- [Items]
══════

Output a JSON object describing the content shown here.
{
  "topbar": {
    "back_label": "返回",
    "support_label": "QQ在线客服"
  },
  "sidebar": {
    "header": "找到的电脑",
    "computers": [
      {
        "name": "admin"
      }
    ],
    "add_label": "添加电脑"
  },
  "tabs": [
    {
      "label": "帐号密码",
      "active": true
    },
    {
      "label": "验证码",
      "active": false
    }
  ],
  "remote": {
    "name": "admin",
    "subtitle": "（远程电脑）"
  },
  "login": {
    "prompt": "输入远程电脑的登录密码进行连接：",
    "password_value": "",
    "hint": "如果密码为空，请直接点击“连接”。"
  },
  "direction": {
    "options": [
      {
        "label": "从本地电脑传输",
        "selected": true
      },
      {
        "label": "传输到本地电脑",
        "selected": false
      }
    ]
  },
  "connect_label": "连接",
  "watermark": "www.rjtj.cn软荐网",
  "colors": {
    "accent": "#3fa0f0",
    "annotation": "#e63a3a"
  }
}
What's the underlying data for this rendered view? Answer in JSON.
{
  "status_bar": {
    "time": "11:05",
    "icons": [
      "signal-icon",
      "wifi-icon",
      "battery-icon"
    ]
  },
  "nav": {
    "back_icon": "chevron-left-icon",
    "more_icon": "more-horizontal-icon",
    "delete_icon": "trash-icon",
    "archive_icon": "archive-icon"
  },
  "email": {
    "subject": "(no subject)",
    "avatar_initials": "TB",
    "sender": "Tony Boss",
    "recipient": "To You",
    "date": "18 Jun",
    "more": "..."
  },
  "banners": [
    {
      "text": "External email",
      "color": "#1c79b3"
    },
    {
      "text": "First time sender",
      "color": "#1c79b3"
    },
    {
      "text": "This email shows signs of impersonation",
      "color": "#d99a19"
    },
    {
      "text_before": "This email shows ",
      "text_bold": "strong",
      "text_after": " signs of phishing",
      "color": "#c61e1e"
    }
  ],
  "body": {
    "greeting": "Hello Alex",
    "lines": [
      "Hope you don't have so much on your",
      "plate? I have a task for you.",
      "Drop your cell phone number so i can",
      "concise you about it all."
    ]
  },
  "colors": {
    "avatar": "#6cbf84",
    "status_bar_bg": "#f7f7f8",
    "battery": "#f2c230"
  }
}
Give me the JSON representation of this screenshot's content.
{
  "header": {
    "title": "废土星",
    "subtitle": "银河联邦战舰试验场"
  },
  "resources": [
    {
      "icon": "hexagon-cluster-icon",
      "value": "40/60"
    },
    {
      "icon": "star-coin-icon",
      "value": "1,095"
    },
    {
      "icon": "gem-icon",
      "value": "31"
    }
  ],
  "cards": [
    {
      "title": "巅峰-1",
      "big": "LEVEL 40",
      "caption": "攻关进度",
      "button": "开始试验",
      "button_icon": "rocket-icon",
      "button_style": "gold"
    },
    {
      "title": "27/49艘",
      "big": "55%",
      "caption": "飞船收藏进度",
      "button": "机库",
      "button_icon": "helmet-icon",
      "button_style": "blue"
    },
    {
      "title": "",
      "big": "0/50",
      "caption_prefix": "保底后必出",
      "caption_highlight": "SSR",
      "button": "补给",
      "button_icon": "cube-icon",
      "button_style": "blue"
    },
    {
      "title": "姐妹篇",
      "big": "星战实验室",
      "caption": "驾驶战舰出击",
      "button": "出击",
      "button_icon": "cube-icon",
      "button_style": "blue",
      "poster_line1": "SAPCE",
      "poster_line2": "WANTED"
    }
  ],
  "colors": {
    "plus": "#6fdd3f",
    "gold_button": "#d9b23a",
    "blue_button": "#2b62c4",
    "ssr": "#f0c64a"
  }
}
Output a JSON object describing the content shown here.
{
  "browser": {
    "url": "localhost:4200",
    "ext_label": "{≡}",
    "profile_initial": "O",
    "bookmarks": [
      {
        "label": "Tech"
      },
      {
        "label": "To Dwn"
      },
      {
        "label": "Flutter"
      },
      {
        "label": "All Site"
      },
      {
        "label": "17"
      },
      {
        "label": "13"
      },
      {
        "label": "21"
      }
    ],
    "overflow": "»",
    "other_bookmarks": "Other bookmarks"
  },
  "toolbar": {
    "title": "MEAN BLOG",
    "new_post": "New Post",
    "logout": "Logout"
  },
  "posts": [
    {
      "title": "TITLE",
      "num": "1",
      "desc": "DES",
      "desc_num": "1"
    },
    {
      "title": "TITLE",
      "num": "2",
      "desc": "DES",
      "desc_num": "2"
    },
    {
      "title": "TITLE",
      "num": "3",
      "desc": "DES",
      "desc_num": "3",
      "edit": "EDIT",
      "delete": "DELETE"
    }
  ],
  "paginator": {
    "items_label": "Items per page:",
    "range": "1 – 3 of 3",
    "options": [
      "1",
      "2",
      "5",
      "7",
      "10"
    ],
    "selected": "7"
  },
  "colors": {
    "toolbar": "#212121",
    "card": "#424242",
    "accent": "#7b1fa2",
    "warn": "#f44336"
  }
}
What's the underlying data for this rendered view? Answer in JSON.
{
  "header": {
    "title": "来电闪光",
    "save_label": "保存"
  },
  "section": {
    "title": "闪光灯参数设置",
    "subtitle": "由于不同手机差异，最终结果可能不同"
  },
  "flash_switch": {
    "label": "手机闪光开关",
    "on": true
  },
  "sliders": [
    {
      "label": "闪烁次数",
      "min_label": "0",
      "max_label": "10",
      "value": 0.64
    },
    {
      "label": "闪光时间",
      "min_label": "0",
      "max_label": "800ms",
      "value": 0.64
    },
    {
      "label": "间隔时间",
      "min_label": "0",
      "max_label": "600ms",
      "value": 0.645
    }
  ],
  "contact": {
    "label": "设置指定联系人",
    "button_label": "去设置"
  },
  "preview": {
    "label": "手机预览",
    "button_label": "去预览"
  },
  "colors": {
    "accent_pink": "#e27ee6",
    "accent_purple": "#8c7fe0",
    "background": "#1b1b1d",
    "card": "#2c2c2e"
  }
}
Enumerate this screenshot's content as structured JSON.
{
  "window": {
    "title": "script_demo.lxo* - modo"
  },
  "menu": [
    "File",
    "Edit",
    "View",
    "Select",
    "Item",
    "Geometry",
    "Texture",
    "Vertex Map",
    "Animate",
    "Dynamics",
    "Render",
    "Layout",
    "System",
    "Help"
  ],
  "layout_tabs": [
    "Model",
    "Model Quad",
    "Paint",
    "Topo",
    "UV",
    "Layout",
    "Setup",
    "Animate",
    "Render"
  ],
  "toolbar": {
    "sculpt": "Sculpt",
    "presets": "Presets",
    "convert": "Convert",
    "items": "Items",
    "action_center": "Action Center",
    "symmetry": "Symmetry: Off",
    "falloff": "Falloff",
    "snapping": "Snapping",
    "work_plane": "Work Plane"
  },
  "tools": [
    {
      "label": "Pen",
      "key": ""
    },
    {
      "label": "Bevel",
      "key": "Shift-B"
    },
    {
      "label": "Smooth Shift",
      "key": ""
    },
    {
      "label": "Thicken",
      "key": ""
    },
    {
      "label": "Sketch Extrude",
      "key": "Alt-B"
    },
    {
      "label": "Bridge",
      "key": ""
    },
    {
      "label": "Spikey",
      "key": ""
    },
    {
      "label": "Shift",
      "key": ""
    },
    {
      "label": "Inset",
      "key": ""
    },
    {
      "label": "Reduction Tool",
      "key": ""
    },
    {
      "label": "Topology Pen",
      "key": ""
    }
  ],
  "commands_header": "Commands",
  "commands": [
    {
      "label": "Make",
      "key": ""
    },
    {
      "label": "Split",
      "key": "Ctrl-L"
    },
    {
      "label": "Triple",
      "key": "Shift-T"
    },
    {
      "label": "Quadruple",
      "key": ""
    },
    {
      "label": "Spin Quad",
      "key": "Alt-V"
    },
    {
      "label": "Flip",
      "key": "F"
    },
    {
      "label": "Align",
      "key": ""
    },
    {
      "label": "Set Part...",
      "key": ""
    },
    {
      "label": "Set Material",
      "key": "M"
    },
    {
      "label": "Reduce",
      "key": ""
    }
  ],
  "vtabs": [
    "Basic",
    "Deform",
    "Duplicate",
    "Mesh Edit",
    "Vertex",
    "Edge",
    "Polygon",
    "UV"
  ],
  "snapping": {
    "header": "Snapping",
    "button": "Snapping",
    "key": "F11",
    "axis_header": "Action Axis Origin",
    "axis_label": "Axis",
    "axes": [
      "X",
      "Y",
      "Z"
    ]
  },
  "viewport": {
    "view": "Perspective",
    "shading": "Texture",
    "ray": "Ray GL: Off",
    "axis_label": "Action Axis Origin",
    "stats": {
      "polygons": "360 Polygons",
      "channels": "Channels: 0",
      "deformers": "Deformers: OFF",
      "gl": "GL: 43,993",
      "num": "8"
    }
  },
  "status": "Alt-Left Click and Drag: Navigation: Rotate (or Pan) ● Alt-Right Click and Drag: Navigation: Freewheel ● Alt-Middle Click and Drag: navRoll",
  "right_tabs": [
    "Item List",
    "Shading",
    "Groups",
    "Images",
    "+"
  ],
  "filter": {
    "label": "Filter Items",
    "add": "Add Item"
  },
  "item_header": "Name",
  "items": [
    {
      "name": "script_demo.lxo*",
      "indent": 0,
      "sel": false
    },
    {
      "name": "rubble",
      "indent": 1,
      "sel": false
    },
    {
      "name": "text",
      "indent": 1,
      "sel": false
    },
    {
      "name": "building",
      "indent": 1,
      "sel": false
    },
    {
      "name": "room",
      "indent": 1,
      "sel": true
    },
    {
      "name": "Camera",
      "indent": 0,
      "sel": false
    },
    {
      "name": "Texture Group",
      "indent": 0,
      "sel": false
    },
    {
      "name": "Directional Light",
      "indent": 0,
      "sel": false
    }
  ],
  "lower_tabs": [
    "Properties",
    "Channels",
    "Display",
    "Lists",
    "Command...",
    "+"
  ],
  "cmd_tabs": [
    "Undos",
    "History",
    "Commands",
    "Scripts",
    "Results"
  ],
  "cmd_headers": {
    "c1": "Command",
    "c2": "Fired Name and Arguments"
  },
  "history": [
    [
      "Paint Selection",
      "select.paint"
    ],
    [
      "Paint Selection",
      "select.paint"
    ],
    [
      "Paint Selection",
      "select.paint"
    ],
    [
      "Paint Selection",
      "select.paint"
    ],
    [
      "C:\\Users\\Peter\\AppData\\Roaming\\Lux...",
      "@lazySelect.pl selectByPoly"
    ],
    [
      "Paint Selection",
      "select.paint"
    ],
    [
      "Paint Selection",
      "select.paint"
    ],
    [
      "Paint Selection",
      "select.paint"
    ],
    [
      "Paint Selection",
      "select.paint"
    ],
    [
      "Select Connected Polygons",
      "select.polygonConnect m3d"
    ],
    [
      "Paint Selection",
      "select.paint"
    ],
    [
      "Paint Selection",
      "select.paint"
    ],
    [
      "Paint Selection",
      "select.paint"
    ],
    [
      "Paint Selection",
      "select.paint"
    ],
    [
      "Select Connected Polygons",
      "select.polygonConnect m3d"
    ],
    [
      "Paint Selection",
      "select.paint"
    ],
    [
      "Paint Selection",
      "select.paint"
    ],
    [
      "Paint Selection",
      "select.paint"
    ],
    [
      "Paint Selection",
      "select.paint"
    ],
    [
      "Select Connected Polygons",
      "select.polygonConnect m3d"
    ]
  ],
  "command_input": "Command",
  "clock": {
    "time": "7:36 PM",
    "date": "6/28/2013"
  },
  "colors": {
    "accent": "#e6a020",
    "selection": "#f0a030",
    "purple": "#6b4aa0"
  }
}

══════

- [Given exercise] From the listing above, copy every line that includes the word "time".

- [In response]
    "time": "11:05",
      "text": "First time sender",
    "time": "7:36 PM",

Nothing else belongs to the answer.